◆ Work required ◆
Do statements (a) to (c) agree with the installation notes below? For each, answer yes or no and quote the exact words from the notes that decide it.
(a) The GL backend needs an X server to render.
(b) warp-lang compiles for the local GPU instead of needing a build pinned to it.
(c) If the prebuilt EGL Filament download is unavailable, Filament is built from source.

◆ Reading passage ◆
■ ■ ■ ■

Not yet supported: aarch64 (Jetson/Grace), glibc < 2.34 (Ubuntu 20.04 / RHEL 8), non-NVIDIA GPUs. These need a from-source Filament build (planned).

PyTorch (zero-copy target)

torch is an optional dependency (pip install "mujofil-warp[torch]"), and you must install a build that matches your GPU's compute capability — the zero-copy DLPack handoff runs CUDA kernels through your torch, not ours.

  • Blackwell (RTX 50-series / sm_120, e.g. 5090): install the CUDA 12.8 torch — pip install torch --index-url https://download.pytorch.org/whl/cu128. A torch+cu124 (or older) build has no sm_120 kernels and fails at runtime with CUDA error: no kernel image is available for execution on the device.
  • Ada / Hopper / Ampere (sm_80–sm_90): the default cu124 torch is fine.

warp-lang and mujoco-warp JIT-compile for the local GPU, so they need no such pinning — only torch ships prebuilt device code.

Headless / display

Both backends are fully headless — no X server, no display, nothing extra to install beyond the NVIDIA driver:

  • GL (default) uses surfaceless EGL, so it renders headless at full speed on a bare GPU server (cloud, cluster, container). This is the recommended path for vision-RL training.
  • Vulkan is also headless (shared device + exportable swapchain).

GL auto-falls back to Vulkan only if the GL module fails to initialize.

Building from source

Most users never need this — pip install mujofil-warp ships prebuilt wheels. Build from source only to hack on the C++ or target an unsupported environment.

Prerequisites (the native modules and Filament are built with Clang + libc++):

Tool Debian/Ubuntu RHEL/Fedora/Alma
Clang + libc++ dev clang libc++-dev libc++abi-dev clang + libc++ (LLVM release)
CUDA toolkit (headers + static cudart) nvidia-cuda-toolkit cuda-cudart-devel-12-x cuda-driver-devel-12-x
EGL / GL dev headers libegl1-mesa-dev libgl1-mesa-dev mesa-libEGL-devel mesa-libGL-devel
Build tools (source-built Filament only) git cmake ninja-build git cmake ninja-build

Then:

git clone https://github.com/tau-intelligence/mujofil-warp
cd mujofil-warp
CC=clang CXX=clang++ pip install .

How Filament is resolved (the GL backend's headless EGL rendering needs a custom EGL-enabled Filament — Google's prebuilt Linux Filament is GLX-only). CMakeLists.txt tries, in order:

  1. FILAMENT_DIR=/path/to/egl-filament if you set it — used as-is (fastest).
  2. Download a prebuilt EGL Filament artifact (seconds). The default path.
  3. Build from source via packaging/build_filament_egl.sh (~20–30 min) if the download is unavailable — this is the step that needs git/cmake/ninja.

So a plain pip install . is one command; supply FILAMENT_DIR to skip the download/build entirely:

CC=clang CXX=clang++ FILAMENT_DIR=/path/to/egl-filament pip install .

The EGL Filament artifact is reproducible from source:

packaging/build_filament_egl.sh ./_filament_egl   # clone + patch + build

Dev rebuilds (no full reinstall)

■ ■ ■ ■

◆ Stored data ◆
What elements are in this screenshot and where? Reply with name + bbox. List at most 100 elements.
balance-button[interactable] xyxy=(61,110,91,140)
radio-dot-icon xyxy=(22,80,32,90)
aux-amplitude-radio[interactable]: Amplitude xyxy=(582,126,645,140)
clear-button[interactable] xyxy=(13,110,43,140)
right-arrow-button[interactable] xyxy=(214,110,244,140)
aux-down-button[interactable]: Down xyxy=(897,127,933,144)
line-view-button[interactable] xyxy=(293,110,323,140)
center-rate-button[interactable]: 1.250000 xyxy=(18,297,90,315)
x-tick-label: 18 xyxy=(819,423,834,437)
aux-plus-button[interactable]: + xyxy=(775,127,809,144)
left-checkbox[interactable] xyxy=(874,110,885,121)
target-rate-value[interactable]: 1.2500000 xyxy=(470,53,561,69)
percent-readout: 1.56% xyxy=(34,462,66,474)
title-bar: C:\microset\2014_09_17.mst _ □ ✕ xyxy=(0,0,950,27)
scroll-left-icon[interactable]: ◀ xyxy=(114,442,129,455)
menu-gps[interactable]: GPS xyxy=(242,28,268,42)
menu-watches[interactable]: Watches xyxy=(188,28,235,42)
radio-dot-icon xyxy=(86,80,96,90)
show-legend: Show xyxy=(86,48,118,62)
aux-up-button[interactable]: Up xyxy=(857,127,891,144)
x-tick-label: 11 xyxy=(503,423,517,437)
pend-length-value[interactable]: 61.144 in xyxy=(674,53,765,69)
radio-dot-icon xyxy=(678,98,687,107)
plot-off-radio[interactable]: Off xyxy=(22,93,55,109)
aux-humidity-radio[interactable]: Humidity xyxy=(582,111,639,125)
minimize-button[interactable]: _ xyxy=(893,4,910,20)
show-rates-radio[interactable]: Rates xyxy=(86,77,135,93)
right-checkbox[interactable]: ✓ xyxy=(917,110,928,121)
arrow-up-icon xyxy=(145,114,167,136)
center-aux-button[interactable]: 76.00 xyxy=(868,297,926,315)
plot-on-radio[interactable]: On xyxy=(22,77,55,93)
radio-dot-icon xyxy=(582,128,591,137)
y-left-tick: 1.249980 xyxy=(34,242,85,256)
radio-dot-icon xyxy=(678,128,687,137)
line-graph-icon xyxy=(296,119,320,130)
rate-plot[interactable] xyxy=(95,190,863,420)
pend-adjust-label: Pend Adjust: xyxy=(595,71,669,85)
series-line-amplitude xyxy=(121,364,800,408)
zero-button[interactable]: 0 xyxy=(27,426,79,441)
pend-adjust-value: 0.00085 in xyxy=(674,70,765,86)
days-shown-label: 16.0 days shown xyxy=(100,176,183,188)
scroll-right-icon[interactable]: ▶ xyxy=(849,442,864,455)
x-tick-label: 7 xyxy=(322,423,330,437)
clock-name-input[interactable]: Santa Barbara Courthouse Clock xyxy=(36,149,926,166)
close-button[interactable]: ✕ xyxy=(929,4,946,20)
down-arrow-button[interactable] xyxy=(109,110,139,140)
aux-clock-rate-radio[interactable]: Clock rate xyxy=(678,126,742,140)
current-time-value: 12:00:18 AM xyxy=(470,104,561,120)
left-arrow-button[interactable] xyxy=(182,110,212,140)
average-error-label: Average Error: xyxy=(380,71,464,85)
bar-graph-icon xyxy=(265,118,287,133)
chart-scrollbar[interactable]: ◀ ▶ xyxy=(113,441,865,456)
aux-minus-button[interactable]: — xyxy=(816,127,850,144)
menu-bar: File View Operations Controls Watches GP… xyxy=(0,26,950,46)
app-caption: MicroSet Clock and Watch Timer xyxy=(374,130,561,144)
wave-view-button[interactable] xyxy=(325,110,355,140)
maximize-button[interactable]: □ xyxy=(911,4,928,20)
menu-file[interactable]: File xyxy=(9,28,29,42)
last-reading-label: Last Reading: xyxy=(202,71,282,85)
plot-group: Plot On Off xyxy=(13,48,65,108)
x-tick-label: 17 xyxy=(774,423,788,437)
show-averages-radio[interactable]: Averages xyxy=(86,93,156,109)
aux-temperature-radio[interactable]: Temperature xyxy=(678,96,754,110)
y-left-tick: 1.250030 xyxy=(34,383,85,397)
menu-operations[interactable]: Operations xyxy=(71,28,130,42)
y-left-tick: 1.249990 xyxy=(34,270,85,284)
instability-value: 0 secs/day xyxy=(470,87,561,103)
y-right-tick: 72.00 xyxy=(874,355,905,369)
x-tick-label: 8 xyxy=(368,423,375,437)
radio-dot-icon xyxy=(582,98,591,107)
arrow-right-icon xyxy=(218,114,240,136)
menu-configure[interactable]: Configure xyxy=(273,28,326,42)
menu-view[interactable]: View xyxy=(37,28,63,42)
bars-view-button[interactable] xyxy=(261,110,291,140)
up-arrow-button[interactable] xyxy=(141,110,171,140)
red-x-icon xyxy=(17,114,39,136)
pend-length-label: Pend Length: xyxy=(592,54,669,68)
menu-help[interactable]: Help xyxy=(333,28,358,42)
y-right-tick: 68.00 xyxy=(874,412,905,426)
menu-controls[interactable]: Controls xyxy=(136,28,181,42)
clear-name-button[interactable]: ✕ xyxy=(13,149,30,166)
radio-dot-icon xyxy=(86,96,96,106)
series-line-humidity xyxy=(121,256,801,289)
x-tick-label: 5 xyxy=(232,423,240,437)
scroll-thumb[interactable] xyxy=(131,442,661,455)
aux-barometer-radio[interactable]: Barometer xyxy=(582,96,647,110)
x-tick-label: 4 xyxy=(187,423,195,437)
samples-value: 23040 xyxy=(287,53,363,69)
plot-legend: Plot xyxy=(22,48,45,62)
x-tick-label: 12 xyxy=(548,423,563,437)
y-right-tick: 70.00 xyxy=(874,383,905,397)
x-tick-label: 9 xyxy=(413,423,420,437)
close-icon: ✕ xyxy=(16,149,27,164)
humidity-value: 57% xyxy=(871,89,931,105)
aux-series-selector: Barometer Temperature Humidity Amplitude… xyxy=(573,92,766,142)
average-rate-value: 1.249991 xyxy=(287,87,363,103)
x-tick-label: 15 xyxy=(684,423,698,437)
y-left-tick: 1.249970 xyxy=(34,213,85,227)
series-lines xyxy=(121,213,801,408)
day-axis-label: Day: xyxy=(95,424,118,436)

■ ■ ■ ■

◆ Exercise response ◆
(a) No: "Both backends are fully headless — no X server, no display"
(b) Yes: "warp-lang and mujoco-warp JIT-compile for the local GPU, so they need no such pinning"
(c) Yes: "Build from source via packaging/build_filament_egl.sh (~20–30 min) if the download is unavailable"